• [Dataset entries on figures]
—————
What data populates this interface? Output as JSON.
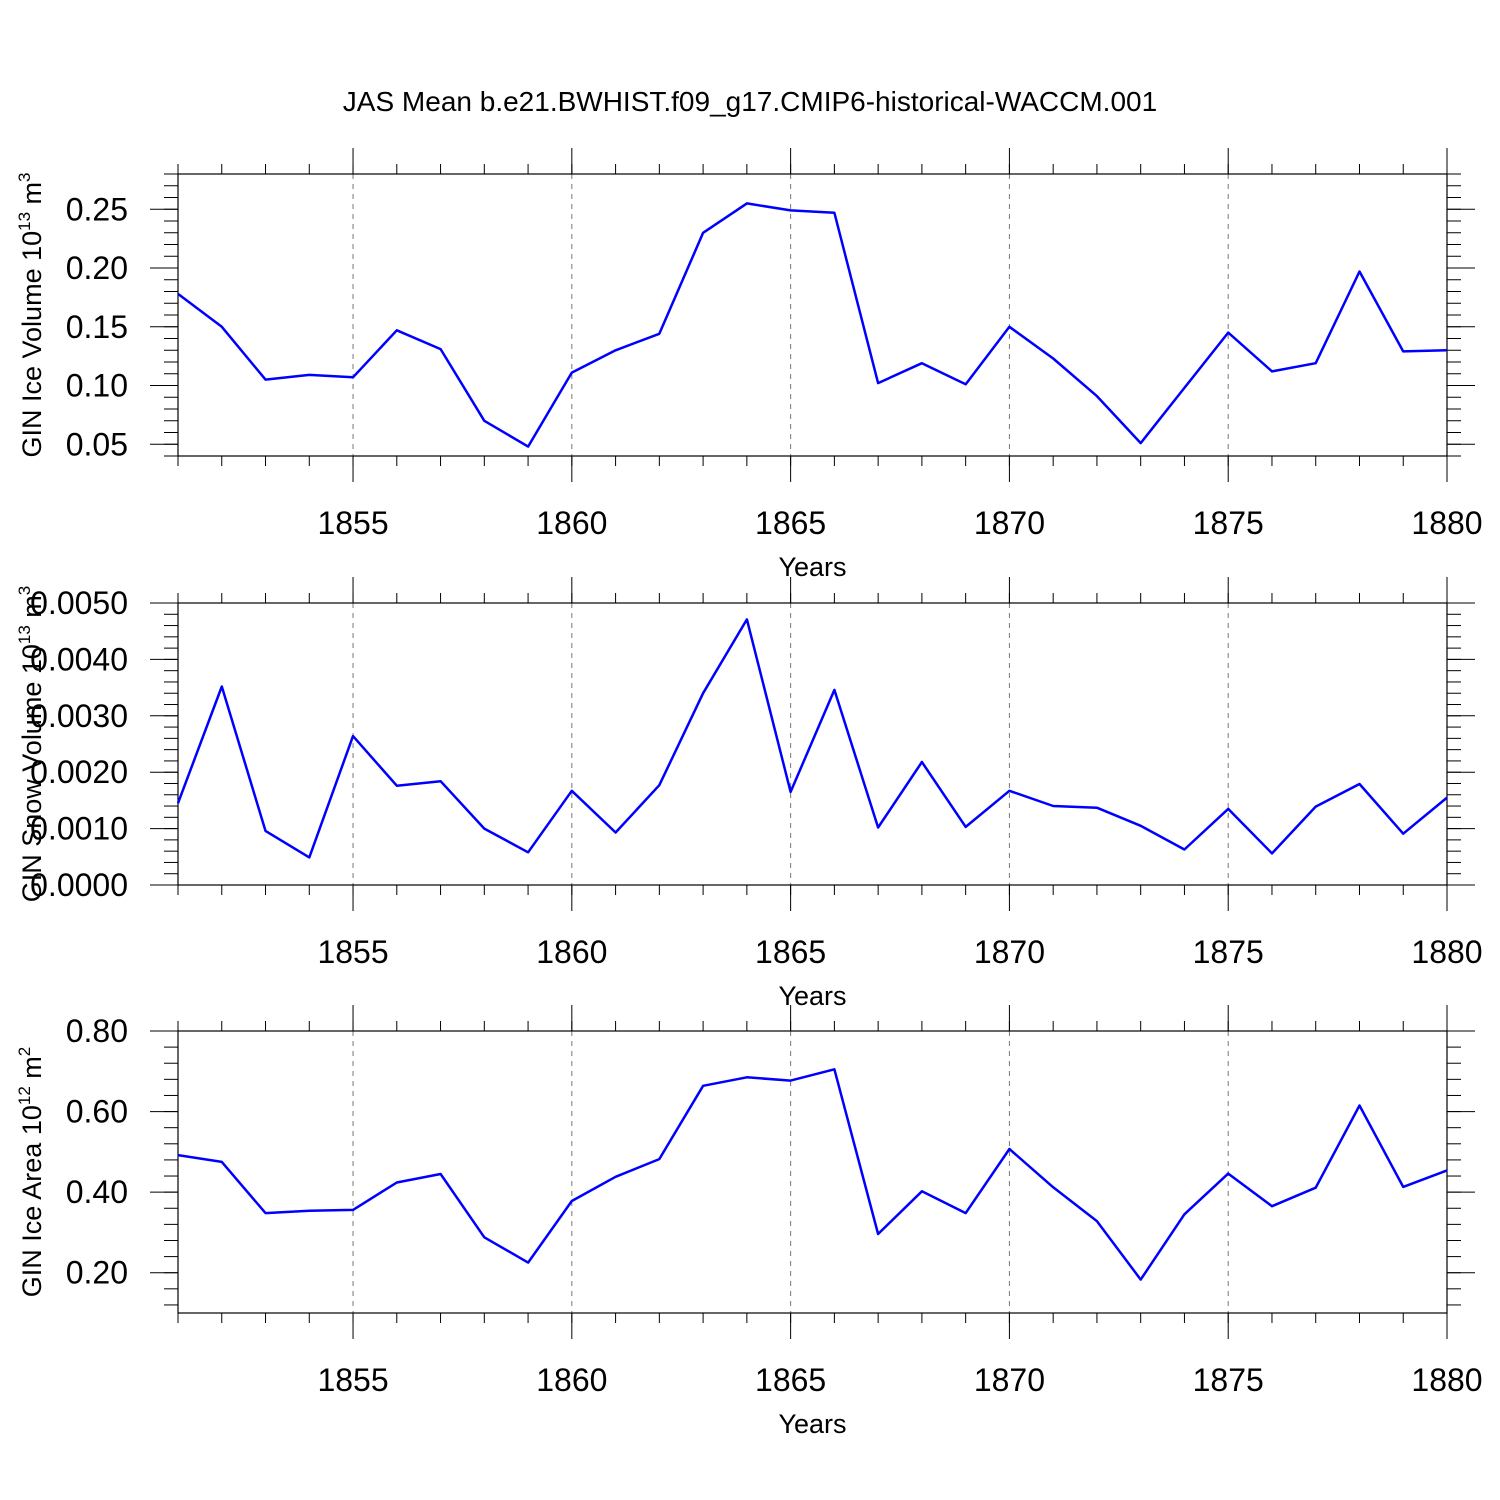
{
  "title": "JAS Mean b.e21.BWHIST.f09_g17.CMIP6-historical-WACCM.001",
  "line_color": "#0000ff",
  "chart_data": [
    {
      "type": "line",
      "series": [
        {
          "values": [
            0.178,
            0.15,
            0.105,
            0.109,
            0.107,
            0.147,
            0.131,
            0.07,
            0.048,
            0.111,
            0.13,
            0.144,
            0.23,
            0.255,
            0.249,
            0.247,
            0.102,
            0.119,
            0.101,
            0.15,
            0.123,
            0.091,
            0.051,
            0.098,
            0.145,
            0.112,
            0.119,
            0.197,
            0.129,
            0.13
          ]
        }
      ],
      "x": [
        1851,
        1852,
        1853,
        1854,
        1855,
        1856,
        1857,
        1858,
        1859,
        1860,
        1861,
        1862,
        1863,
        1864,
        1865,
        1866,
        1867,
        1868,
        1869,
        1870,
        1871,
        1872,
        1873,
        1874,
        1875,
        1876,
        1877,
        1878,
        1879,
        1880
      ],
      "xlim": [
        1851,
        1880
      ],
      "xticks": [
        "1855",
        "1860",
        "1865",
        "1870",
        "1875",
        "1880"
      ],
      "ylim": [
        0.04,
        0.28
      ],
      "yticks": [
        "0.05",
        "0.10",
        "0.15",
        "0.20",
        "0.25"
      ],
      "xlabel": "Years",
      "ylabel": "GIN Ice Volume 10",
      "ylabel_exp1": "13",
      "ylabel_unit": " m",
      "ylabel_exp2": "3",
      "grid": "vertical dashed"
    },
    {
      "type": "line",
      "series": [
        {
          "values": [
            0.00145,
            0.00352,
            0.00096,
            0.00049,
            0.00264,
            0.00176,
            0.00184,
            0.001,
            0.00058,
            0.00167,
            0.00093,
            0.00177,
            0.0034,
            0.00471,
            0.00165,
            0.00346,
            0.00102,
            0.00218,
            0.00103,
            0.00167,
            0.0014,
            0.00137,
            0.00105,
            0.00063,
            0.00135,
            0.00056,
            0.00139,
            0.00179,
            0.00091,
            0.00155
          ]
        }
      ],
      "x": [
        1851,
        1852,
        1853,
        1854,
        1855,
        1856,
        1857,
        1858,
        1859,
        1860,
        1861,
        1862,
        1863,
        1864,
        1865,
        1866,
        1867,
        1868,
        1869,
        1870,
        1871,
        1872,
        1873,
        1874,
        1875,
        1876,
        1877,
        1878,
        1879,
        1880
      ],
      "xlim": [
        1851,
        1880
      ],
      "xticks": [
        "1855",
        "1860",
        "1865",
        "1870",
        "1875",
        "1880"
      ],
      "ylim": [
        0.0,
        0.005
      ],
      "yticks": [
        "0.0000",
        "0.0010",
        "0.0020",
        "0.0030",
        "0.0040",
        "0.0050"
      ],
      "xlabel": "Years",
      "ylabel": "GIN Snow Volume 10",
      "ylabel_exp1": "13",
      "ylabel_unit": " m",
      "ylabel_exp2": "3",
      "grid": "vertical dashed"
    },
    {
      "type": "line",
      "series": [
        {
          "values": [
            0.492,
            0.475,
            0.348,
            0.354,
            0.356,
            0.424,
            0.445,
            0.288,
            0.225,
            0.378,
            0.438,
            0.482,
            0.664,
            0.685,
            0.677,
            0.705,
            0.296,
            0.402,
            0.348,
            0.507,
            0.412,
            0.328,
            0.183,
            0.345,
            0.446,
            0.365,
            0.411,
            0.615,
            0.413,
            0.454
          ]
        }
      ],
      "x": [
        1851,
        1852,
        1853,
        1854,
        1855,
        1856,
        1857,
        1858,
        1859,
        1860,
        1861,
        1862,
        1863,
        1864,
        1865,
        1866,
        1867,
        1868,
        1869,
        1870,
        1871,
        1872,
        1873,
        1874,
        1875,
        1876,
        1877,
        1878,
        1879,
        1880
      ],
      "xlim": [
        1851,
        1880
      ],
      "xticks": [
        "1855",
        "1860",
        "1865",
        "1870",
        "1875",
        "1880"
      ],
      "ylim": [
        0.1,
        0.8
      ],
      "yticks": [
        "0.20",
        "0.40",
        "0.60",
        "0.80"
      ],
      "xlabel": "Years",
      "ylabel": "GIN Ice Area 10",
      "ylabel_exp1": "12",
      "ylabel_unit": " m",
      "ylabel_exp2": "2",
      "grid": "vertical dashed"
    }
  ]
}
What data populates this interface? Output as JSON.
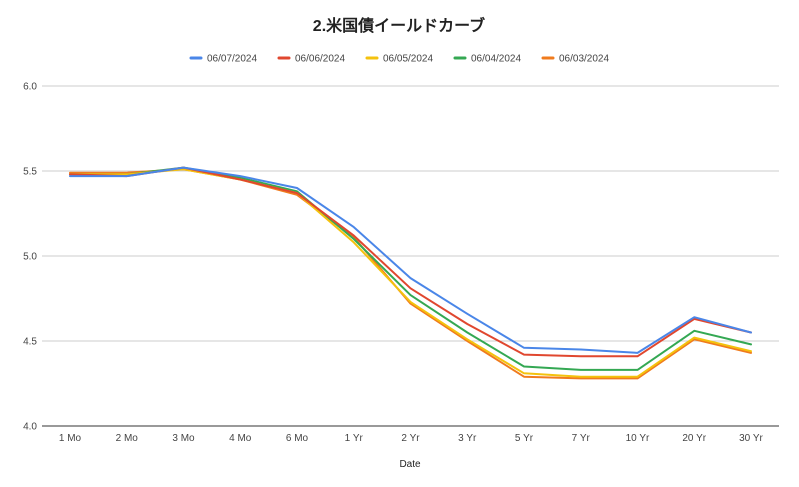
—————
• [GIVEN EXERCISE] Go through the records above and copy every line with the word "Volume".

• [ANSWER]
      "ylabel": "GIN Ice Volume 10",
      "ylabel": "GIN Snow Volume 10",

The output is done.